REQUIRED TASK:
Make an exact copy of the entries below.

▶

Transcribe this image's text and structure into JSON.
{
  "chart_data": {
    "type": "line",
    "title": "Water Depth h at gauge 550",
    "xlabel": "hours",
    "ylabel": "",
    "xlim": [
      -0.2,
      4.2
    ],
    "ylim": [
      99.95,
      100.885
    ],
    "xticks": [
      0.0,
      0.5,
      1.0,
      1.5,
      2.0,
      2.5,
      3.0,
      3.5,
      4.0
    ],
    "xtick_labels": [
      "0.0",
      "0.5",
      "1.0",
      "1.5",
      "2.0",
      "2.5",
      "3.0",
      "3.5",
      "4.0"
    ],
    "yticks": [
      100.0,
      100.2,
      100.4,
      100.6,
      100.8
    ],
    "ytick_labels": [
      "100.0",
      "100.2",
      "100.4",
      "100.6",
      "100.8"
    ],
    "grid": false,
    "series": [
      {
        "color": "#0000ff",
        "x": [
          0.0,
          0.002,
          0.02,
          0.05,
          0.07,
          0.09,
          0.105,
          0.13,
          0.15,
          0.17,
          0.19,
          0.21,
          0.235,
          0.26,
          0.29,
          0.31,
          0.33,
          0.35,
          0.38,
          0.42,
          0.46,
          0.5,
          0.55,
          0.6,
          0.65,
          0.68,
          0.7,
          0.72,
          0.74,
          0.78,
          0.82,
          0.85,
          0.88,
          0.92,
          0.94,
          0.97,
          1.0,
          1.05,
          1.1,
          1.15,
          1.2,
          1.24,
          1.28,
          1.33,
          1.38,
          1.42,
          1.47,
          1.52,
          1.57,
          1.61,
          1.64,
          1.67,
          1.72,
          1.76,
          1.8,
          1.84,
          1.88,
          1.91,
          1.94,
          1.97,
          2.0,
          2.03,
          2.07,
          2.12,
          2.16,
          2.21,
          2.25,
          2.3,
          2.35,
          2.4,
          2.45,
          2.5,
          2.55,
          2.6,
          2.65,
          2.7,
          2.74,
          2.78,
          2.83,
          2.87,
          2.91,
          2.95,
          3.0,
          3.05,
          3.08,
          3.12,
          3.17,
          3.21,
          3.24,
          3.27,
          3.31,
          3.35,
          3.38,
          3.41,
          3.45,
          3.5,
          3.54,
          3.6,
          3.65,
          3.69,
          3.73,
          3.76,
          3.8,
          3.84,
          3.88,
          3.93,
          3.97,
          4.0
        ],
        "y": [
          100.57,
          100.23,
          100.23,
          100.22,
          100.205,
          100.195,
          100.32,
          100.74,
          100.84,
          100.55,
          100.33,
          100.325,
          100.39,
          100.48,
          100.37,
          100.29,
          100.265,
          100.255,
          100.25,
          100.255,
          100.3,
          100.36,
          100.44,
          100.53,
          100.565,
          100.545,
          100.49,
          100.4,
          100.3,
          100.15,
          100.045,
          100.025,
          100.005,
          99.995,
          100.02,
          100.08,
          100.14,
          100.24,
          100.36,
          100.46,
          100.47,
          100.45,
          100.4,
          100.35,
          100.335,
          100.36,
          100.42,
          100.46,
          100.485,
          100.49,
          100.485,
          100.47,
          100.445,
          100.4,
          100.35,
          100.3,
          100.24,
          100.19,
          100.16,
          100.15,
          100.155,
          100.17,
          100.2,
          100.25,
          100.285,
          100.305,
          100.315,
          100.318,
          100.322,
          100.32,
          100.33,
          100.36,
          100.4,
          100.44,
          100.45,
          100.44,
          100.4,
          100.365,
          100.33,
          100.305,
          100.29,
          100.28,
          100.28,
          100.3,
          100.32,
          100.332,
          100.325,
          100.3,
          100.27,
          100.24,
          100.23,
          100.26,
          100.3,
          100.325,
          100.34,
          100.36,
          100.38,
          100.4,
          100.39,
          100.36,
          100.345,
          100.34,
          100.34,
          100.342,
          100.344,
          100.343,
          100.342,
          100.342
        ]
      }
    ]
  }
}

◀

OUTPUT OF THE EXERCISE:
Transcribe this image's text and structure into JSON.
{
  "chart_data": {
    "type": "line",
    "title": "Water Depth h at gauge 550",
    "xlabel": "hours",
    "ylabel": "",
    "xlim": [
      -0.2,
      4.2
    ],
    "ylim": [
      99.95,
      100.885
    ],
    "xticks": [
      0.0,
      0.5,
      1.0,
      1.5,
      2.0,
      2.5,
      3.0,
      3.5,
      4.0
    ],
    "xtick_labels": [
      "0.0",
      "0.5",
      "1.0",
      "1.5",
      "2.0",
      "2.5",
      "3.0",
      "3.5",
      "4.0"
    ],
    "yticks": [
      100.0,
      100.2,
      100.4,
      100.6,
      100.8
    ],
    "ytick_labels": [
      "100.0",
      "100.2",
      "100.4",
      "100.6",
      "100.8"
    ],
    "grid": false,
    "series": [
      {
        "color": "#0000ff",
        "x": [
          0.0,
          0.002,
          0.02,
          0.05,
          0.07,
          0.09,
          0.105,
          0.13,
          0.15,
          0.17,
          0.19,
          0.21,
          0.235,
          0.26,
          0.29,
          0.31,
          0.33,
          0.35,
          0.38,
          0.42,
          0.46,
          0.5,
          0.55,
          0.6,
          0.65,
          0.68,
          0.7,
          0.72,
          0.74,
          0.78,
          0.82,
          0.85,
          0.88,
          0.92,
          0.94,
          0.97,
          1.0,
          1.05,
          1.1,
          1.15,
          1.2,
          1.24,
          1.28,
          1.33,
          1.38,
          1.42,
          1.47,
          1.52,
          1.57,
          1.61,
          1.64,
          1.67,
          1.72,
          1.76,
          1.8,
          1.84,
          1.88,
          1.91,
          1.94,
          1.97,
          2.0,
          2.03,
          2.07,
          2.12,
          2.16,
          2.21,
          2.25,
          2.3,
          2.35,
          2.4,
          2.45,
          2.5,
          2.55,
          2.6,
          2.65,
          2.7,
          2.74,
          2.78,
          2.83,
          2.87,
          2.91,
          2.95,
          3.0,
          3.05,
          3.08,
          3.12,
          3.17,
          3.21,
          3.24,
          3.27,
          3.31,
          3.35,
          3.38,
          3.41,
          3.45,
          3.5,
          3.54,
          3.6,
          3.65,
          3.69,
          3.73,
          3.76,
          3.8,
          3.84,
          3.88,
          3.93,
          3.97,
          4.0
        ],
        "y": [
          100.57,
          100.23,
          100.23,
          100.22,
          100.205,
          100.195,
          100.32,
          100.74,
          100.84,
          100.55,
          100.33,
          100.325,
          100.39,
          100.48,
          100.37,
          100.29,
          100.265,
          100.255,
          100.25,
          100.255,
          100.3,
          100.36,
          100.44,
          100.53,
          100.565,
          100.545,
          100.49,
          100.4,
          100.3,
          100.15,
          100.045,
          100.025,
          100.005,
          99.995,
          100.02,
          100.08,
          100.14,
          100.24,
          100.36,
          100.46,
          100.47,
          100.45,
          100.4,
          100.35,
          100.335,
          100.36,
          100.42,
          100.46,
          100.485,
          100.49,
          100.485,
          100.47,
          100.445,
          100.4,
          100.35,
          100.3,
          100.24,
          100.19,
          100.16,
          100.15,
          100.155,
          100.17,
          100.2,
          100.25,
          100.285,
          100.305,
          100.315,
          100.318,
          100.322,
          100.32,
          100.33,
          100.36,
          100.4,
          100.44,
          100.45,
          100.44,
          100.4,
          100.365,
          100.33,
          100.305,
          100.29,
          100.28,
          100.28,
          100.3,
          100.32,
          100.332,
          100.325,
          100.3,
          100.27,
          100.24,
          100.23,
          100.26,
          100.3,
          100.325,
          100.34,
          100.36,
          100.38,
          100.4,
          100.39,
          100.36,
          100.345,
          100.34,
          100.34,
          100.342,
          100.344,
          100.343,
          100.342,
          100.342
        ]
      }
    ]
  }
}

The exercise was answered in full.